● DATA TO USE:
━━━━━━

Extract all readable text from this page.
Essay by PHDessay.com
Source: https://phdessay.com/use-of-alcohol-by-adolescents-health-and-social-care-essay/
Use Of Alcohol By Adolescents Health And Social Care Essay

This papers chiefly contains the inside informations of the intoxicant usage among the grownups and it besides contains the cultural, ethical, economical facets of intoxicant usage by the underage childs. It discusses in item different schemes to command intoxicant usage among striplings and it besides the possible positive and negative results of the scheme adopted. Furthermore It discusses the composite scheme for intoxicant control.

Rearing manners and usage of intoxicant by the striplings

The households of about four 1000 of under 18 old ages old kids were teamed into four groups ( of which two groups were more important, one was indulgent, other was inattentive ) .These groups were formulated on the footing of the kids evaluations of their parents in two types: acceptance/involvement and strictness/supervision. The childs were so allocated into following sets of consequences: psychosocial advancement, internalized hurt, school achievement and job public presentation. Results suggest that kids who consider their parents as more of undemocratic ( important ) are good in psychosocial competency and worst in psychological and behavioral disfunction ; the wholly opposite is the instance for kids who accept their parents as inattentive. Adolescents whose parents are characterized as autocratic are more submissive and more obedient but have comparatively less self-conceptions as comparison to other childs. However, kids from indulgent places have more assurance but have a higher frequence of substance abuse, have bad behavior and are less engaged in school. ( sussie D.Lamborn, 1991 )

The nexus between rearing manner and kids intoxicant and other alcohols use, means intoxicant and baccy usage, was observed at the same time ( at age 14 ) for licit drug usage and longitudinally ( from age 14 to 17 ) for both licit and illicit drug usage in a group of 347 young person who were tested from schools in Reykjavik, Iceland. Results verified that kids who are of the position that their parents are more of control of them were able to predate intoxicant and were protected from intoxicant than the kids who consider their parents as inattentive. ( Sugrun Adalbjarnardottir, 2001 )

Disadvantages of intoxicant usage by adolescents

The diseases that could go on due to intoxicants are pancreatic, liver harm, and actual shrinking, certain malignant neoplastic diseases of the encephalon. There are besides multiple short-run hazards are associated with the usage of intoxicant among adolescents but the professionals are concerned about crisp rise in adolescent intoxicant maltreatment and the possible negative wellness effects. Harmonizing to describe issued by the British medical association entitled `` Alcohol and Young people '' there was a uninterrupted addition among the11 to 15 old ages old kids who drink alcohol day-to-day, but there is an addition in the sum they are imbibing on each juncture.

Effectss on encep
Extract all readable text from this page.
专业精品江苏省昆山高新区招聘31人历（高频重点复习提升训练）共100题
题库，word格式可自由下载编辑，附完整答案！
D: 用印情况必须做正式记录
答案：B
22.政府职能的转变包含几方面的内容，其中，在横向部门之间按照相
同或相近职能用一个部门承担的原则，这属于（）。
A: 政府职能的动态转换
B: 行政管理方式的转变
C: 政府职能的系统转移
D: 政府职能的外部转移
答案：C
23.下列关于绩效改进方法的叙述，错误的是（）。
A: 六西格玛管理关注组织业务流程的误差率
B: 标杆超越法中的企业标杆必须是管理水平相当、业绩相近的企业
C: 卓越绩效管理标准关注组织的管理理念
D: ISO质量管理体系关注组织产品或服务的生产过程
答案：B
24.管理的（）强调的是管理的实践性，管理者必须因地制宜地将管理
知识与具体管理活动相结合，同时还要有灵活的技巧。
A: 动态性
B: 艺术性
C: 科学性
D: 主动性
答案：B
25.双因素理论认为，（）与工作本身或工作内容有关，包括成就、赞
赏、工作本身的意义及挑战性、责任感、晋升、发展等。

━━━━━━

● PROBLEM TO WORK ON:
Write out all of the records once more, exactly.

● TASK RESPONSE:
Extract all readable text from this page.
Essay by PHDessay.com
Source: https://phdessay.com/use-of-alcohol-by-adolescents-health-and-social-care-essay/
Use Of Alcohol By Adolescents Health And Social Care Essay

This papers chiefly contains the inside informations of the intoxicant usage among the grownups and it besides contains the cultural, ethical, economical facets of intoxicant usage by the underage childs. It discusses in item different schemes to command intoxicant usage among striplings and it besides the possible positive and negative results of the scheme adopted. Furthermore It discusses the composite scheme for intoxicant control.

Rearing manners and usage of intoxicant by the striplings

The households of about four 1000 of under 18 old ages old kids were teamed into four groups ( of which two groups were more important, one was indulgent, other was inattentive ) .These groups were formulated on the footing of the kids evaluations of their parents in two types: acceptance/involvement and strictness/supervision. The childs were so allocated into following sets of consequences: psychosocial advancement, internalized hurt, school achievement and job public presentation. Results suggest that kids who consider their parents as more of undemocratic ( important ) are good in psychosocial competency and worst in psychological and behavioral disfunction ; the wholly opposite is the instance for kids who accept their parents as inattentive. Adolescents whose parents are characterized as autocratic are more submissive and more obedient but have comparatively less self-conceptions as comparison to other childs. However, kids from indulgent places have more assurance but have a higher frequence of substance abuse, have bad behavior and are less engaged in school. ( sussie D.Lamborn, 1991 )

The nexus between rearing manner and kids intoxicant and other alcohols use, means intoxicant and baccy usage, was observed at the same time ( at age 14 ) for licit drug usage and longitudinally ( from age 14 to 17 ) for both licit and illicit drug usage in a group of 347 young person who were tested from schools in Reykjavik, Iceland. Results verified that kids who are of the position that their parents are more of control of them were able to predate intoxicant and were protected from intoxicant than the kids who consider their parents as inattentive. ( Sugrun Adalbjarnardottir, 2001 )

Disadvantages of intoxicant usage by adolescents

The diseases that could go on due to intoxicants are pancreatic, liver harm, and actual shrinking, certain malignant neoplastic diseases of the encephalon. There are besides multiple short-run hazards are associated with the usage of intoxicant among adolescents but the professionals are concerned about crisp rise in adolescent intoxicant maltreatment and the possible negative wellness effects. Harmonizing to describe issued by the British medical association entitled `` Alcohol and Young people '' there was a uninterrupted addition among the11 to 15 old ages old kids who drink alcohol day-to-day, but there is an addition in the sum they are imbibing on each juncture.

Effectss on encep
Extract all readable text from this page.
专业精品江苏省昆山高新区招聘31人历（高频重点复习提升训练）共100题
题库，word格式可自由下载编辑，附完整答案！
D: 用印情况必须做正式记录
答案：B
22.政府职能的转变包含几方面的内容，其中，在横向部门之间按照相
同或相近职能用一个部门承担的原则，这属于（）。
A: 政府职能的动态转换
B: 行政管理方式的转变
C: 政府职能的系统转移
D: 政府职能的外部转移
答案：C
23.下列关于绩效改进方法的叙述，错误的是（）。
A: 六西格玛管理关注组织业务流程的误差率
B: 标杆超越法中的企业标杆必须是管理水平相当、业绩相近的企业
C: 卓越绩效管理标准关注组织的管理理念
D: ISO质量管理体系关注组织产品或服务的生产过程
答案：B
24.管理的（）强调的是管理的实践性，管理者必须因地制宜地将管理
知识与具体管理活动相结合，同时还要有灵活的技巧。
A: 动态性
B: 艺术性
C: 科学性
D: 主动性
答案：B
25.双因素理论认为，（）与工作本身或工作内容有关，包括成就、赞
赏、工作本身的意义及挑战性、责任感、晋升、发展等。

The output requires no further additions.